[GOAL] Locate every line in the records below that contains the word "first", and copy each one.

[start THE DATA]

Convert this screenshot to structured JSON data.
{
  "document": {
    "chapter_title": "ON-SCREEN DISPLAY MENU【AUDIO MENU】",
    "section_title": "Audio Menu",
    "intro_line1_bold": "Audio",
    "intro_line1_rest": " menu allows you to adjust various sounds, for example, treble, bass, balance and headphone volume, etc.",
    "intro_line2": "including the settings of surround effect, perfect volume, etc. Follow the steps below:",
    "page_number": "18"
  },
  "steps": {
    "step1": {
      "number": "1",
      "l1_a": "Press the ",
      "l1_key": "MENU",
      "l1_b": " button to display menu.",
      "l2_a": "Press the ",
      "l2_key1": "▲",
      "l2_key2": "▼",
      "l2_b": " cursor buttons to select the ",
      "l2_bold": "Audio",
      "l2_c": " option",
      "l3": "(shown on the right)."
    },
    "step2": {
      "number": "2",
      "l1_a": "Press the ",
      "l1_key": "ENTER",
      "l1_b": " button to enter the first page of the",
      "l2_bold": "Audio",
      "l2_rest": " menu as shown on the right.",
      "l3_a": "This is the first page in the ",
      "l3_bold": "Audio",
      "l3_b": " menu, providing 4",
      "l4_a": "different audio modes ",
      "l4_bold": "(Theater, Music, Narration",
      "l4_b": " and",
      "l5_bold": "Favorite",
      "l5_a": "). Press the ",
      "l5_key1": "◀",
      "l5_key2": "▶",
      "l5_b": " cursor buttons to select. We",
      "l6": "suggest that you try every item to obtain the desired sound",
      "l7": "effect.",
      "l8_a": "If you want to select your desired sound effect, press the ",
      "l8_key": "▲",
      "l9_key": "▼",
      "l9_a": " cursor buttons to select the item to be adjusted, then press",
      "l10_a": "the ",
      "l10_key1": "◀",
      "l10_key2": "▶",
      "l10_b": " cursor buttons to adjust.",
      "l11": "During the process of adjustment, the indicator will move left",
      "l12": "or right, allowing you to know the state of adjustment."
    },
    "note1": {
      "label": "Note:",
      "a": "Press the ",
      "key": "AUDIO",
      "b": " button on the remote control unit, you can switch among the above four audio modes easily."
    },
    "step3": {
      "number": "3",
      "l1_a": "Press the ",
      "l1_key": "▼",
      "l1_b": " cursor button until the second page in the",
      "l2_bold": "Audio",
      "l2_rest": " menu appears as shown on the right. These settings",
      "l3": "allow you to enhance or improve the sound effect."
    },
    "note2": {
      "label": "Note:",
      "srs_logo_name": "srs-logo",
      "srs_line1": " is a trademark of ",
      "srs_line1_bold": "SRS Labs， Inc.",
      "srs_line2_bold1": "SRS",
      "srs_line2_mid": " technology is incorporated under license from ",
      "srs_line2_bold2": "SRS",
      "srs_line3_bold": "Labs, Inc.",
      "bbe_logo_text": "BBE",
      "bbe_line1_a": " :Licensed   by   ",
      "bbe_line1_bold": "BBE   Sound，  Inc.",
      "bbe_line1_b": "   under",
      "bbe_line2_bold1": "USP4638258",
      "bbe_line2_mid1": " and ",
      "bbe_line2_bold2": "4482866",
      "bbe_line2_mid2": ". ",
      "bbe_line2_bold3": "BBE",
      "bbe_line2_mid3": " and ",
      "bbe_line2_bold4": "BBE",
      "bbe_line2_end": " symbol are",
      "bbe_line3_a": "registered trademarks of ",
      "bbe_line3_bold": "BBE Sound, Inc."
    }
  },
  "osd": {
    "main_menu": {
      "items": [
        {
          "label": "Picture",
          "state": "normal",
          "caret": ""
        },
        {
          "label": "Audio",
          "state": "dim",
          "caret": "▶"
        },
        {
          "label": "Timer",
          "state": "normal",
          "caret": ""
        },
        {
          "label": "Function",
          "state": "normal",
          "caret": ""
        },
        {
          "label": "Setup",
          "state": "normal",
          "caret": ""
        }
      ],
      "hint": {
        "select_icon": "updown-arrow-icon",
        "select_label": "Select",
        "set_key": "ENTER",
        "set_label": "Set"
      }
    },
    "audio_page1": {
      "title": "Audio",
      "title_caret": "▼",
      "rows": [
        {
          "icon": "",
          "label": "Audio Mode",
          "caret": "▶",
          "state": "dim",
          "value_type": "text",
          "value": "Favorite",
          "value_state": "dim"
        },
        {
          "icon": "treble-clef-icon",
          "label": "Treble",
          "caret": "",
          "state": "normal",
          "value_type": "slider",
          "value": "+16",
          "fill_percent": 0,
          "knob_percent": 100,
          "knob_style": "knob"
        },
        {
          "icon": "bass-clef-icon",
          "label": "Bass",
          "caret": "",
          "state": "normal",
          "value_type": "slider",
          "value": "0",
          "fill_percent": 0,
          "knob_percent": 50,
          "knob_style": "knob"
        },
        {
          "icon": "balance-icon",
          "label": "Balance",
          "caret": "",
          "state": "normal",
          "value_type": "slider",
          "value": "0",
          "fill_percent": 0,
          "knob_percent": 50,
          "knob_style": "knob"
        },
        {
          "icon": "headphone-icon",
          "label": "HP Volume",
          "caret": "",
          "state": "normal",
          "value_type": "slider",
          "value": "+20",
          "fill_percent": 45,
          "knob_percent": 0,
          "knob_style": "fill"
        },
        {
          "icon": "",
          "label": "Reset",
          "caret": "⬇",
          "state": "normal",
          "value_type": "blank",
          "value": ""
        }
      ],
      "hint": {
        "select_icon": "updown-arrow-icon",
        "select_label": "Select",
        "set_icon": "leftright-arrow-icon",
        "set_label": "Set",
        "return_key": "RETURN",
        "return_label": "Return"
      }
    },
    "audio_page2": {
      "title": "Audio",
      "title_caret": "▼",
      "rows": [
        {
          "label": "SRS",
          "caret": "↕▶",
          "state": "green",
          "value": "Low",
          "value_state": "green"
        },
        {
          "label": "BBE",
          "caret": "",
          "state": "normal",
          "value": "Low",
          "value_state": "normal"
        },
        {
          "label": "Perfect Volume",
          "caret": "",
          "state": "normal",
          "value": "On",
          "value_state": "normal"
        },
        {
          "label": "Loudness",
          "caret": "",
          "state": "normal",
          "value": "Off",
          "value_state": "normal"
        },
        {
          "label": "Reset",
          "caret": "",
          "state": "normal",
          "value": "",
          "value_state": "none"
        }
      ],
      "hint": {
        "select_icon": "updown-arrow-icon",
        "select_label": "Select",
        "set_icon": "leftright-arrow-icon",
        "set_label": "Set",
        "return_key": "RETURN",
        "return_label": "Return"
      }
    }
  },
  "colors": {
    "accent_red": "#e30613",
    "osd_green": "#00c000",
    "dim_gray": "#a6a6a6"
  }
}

[end THE DATA]

[COMPLETED EXERCISE]
      "l1_b": " button to enter the first page of the",
      "l3_a": "This is the first page in the ",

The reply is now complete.